** START OF Available records **

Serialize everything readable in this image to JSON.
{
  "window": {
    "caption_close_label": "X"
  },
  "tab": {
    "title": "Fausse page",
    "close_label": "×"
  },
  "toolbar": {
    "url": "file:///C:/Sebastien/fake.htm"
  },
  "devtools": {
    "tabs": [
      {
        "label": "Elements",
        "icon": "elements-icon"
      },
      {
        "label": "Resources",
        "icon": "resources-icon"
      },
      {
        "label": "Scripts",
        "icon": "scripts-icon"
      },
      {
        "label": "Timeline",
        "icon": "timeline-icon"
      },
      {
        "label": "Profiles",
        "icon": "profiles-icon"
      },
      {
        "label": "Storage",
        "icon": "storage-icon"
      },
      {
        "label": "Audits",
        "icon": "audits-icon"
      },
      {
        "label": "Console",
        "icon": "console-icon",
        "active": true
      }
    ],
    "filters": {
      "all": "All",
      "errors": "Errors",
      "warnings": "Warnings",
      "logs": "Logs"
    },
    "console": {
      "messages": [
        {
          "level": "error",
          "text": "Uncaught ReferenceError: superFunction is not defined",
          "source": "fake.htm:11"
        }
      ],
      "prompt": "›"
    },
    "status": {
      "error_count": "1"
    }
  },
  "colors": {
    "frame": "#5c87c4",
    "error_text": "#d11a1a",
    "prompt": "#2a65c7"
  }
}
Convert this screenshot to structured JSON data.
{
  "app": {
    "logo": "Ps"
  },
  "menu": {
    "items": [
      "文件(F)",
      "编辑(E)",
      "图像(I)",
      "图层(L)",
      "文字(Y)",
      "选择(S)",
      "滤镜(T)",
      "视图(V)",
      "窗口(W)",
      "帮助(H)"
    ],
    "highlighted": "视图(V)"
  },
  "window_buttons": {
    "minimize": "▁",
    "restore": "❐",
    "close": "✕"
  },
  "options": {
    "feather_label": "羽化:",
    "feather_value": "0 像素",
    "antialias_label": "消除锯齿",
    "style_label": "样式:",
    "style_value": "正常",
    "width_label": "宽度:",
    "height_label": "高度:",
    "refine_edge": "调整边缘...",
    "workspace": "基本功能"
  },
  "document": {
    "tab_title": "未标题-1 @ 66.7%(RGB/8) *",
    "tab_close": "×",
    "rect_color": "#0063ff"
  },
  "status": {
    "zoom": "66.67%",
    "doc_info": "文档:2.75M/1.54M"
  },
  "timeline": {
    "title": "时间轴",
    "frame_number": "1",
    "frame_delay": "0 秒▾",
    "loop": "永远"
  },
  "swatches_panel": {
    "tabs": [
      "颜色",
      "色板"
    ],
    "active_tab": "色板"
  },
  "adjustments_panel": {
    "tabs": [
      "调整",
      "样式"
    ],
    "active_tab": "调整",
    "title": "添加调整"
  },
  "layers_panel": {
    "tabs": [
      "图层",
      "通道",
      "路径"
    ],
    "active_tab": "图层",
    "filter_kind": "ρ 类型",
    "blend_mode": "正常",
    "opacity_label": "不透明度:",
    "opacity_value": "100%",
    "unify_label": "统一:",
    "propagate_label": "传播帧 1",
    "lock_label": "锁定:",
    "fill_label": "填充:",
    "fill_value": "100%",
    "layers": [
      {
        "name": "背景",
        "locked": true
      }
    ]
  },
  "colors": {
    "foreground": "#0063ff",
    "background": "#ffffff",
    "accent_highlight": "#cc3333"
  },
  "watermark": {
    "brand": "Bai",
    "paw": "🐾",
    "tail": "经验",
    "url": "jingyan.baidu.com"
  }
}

** END OF Available records **

§ **Instructions for the task**
Every record above should be output exactly.

§ **Expected answer**
Serialize everything readable in this image to JSON.
{
  "window": {
    "caption_close_label": "X"
  },
  "tab": {
    "title": "Fausse page",
    "close_label": "×"
  },
  "toolbar": {
    "url": "file:///C:/Sebastien/fake.htm"
  },
  "devtools": {
    "tabs": [
      {
        "label": "Elements",
        "icon": "elements-icon"
      },
      {
        "label": "Resources",
        "icon": "resources-icon"
      },
      {
        "label": "Scripts",
        "icon": "scripts-icon"
      },
      {
        "label": "Timeline",
        "icon": "timeline-icon"
      },
      {
        "label": "Profiles",
        "icon": "profiles-icon"
      },
      {
        "label": "Storage",
        "icon": "storage-icon"
      },
      {
        "label": "Audits",
        "icon": "audits-icon"
      },
      {
        "label": "Console",
        "icon": "console-icon",
        "active": true
      }
    ],
    "filters": {
      "all": "All",
      "errors": "Errors",
      "warnings": "Warnings",
      "logs": "Logs"
    },
    "console": {
      "messages": [
        {
          "level": "error",
          "text": "Uncaught ReferenceError: superFunction is not defined",
          "source": "fake.htm:11"
        }
      ],
      "prompt": "›"
    },
    "status": {
      "error_count": "1"
    }
  },
  "colors": {
    "frame": "#5c87c4",
    "error_text": "#d11a1a",
    "prompt": "#2a65c7"
  }
}
Convert this screenshot to structured JSON data.
{
  "app": {
    "logo": "Ps"
  },
  "menu": {
    "items": [
      "文件(F)",
      "编辑(E)",
      "图像(I)",
      "图层(L)",
      "文字(Y)",
      "选择(S)",
      "滤镜(T)",
      "视图(V)",
      "窗口(W)",
      "帮助(H)"
    ],
    "highlighted": "视图(V)"
  },
  "window_buttons": {
    "minimize": "▁",
    "restore": "❐",
    "close": "✕"
  },
  "options": {
    "feather_label": "羽化:",
    "feather_value": "0 像素",
    "antialias_label": "消除锯齿",
    "style_label": "样式:",
    "style_value": "正常",
    "width_label": "宽度:",
    "height_label": "高度:",
    "refine_edge": "调整边缘...",
    "workspace": "基本功能"
  },
  "document": {
    "tab_title": "未标题-1 @ 66.7%(RGB/8) *",
    "tab_close": "×",
    "rect_color": "#0063ff"
  },
  "status": {
    "zoom": "66.67%",
    "doc_info": "文档:2.75M/1.54M"
  },
  "timeline": {
    "title": "时间轴",
    "frame_number": "1",
    "frame_delay": "0 秒▾",
    "loop": "永远"
  },
  "swatches_panel": {
    "tabs": [
      "颜色",
      "色板"
    ],
    "active_tab": "色板"
  },
  "adjustments_panel": {
    "tabs": [
      "调整",
      "样式"
    ],
    "active_tab": "调整",
    "title": "添加调整"
  },
  "layers_panel": {
    "tabs": [
      "图层",
      "通道",
      "路径"
    ],
    "active_tab": "图层",
    "filter_kind": "ρ 类型",
    "blend_mode": "正常",
    "opacity_label": "不透明度:",
    "opacity_value": "100%",
    "unify_label": "统一:",
    "propagate_label": "传播帧 1",
    "lock_label": "锁定:",
    "fill_label": "填充:",
    "fill_value": "100%",
    "layers": [
      {
        "name": "背景",
        "locked": true
      }
    ]
  },
  "colors": {
    "foreground": "#0063ff",
    "background": "#ffffff",
    "accent_highlight": "#cc3333"
  },
  "watermark": {
    "brand": "Bai",
    "paw": "🐾",
    "tail": "经验",
    "url": "jingyan.baidu.com"
  }
}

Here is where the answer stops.